(Source records)
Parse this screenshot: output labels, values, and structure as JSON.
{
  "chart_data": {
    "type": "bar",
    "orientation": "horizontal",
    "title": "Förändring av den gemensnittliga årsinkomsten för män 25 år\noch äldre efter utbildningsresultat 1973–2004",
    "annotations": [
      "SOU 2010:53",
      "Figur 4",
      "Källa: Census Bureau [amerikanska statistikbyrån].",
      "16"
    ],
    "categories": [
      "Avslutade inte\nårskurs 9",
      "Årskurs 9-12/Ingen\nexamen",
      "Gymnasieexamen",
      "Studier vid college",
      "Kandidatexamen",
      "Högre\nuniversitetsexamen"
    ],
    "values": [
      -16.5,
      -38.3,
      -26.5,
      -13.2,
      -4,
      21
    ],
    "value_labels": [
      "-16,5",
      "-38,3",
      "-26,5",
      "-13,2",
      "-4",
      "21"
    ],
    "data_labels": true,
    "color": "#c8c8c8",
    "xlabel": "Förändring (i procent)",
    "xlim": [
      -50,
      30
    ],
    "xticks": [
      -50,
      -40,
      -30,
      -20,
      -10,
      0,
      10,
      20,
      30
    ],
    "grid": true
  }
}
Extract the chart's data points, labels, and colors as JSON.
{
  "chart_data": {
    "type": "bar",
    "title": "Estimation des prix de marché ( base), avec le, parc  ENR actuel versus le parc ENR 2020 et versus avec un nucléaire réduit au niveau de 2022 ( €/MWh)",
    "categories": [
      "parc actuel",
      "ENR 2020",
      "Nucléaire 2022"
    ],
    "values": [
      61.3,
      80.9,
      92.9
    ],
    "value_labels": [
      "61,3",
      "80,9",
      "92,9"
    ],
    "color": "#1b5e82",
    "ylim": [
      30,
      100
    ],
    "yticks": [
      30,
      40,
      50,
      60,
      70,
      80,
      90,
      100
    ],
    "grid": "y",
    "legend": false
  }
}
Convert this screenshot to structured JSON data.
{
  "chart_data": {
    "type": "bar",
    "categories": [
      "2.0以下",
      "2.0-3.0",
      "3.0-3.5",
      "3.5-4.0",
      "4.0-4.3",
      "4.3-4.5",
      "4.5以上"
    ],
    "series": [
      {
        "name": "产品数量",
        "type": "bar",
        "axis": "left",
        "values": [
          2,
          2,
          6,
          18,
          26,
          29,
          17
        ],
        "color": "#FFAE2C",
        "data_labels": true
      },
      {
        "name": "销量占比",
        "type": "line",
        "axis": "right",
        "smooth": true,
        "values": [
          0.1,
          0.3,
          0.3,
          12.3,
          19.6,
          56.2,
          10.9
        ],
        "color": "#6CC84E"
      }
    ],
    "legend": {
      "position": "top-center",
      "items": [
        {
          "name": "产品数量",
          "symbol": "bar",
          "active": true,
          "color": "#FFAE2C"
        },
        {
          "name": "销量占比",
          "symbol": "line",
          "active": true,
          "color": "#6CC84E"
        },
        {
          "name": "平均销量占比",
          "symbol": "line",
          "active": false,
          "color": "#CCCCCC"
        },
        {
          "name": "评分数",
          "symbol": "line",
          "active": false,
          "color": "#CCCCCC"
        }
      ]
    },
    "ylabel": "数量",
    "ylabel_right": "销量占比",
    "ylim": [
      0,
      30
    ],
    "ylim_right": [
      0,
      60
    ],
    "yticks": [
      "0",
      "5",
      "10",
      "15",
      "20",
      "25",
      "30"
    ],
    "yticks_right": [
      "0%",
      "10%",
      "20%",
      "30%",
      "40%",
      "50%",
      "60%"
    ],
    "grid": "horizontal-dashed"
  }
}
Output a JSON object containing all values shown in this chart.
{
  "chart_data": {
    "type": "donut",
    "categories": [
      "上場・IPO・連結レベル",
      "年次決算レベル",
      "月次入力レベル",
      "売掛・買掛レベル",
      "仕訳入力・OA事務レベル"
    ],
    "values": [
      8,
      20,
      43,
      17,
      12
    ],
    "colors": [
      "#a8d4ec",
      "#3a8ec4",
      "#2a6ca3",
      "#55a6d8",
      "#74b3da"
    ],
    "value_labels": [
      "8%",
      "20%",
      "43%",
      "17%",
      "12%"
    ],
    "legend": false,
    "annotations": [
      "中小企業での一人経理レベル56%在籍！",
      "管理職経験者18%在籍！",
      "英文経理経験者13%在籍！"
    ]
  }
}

*WHAT IS BEING ASKED*.
Search the data for the string "name". List each line that has it.

*TASK OUTPUT*.
        "name": "产品数量",
        "name": "销量占比",
          "name": "产品数量",
          "name": "销量占比",
          "name": "平均销量占比",
          "name": "评分数",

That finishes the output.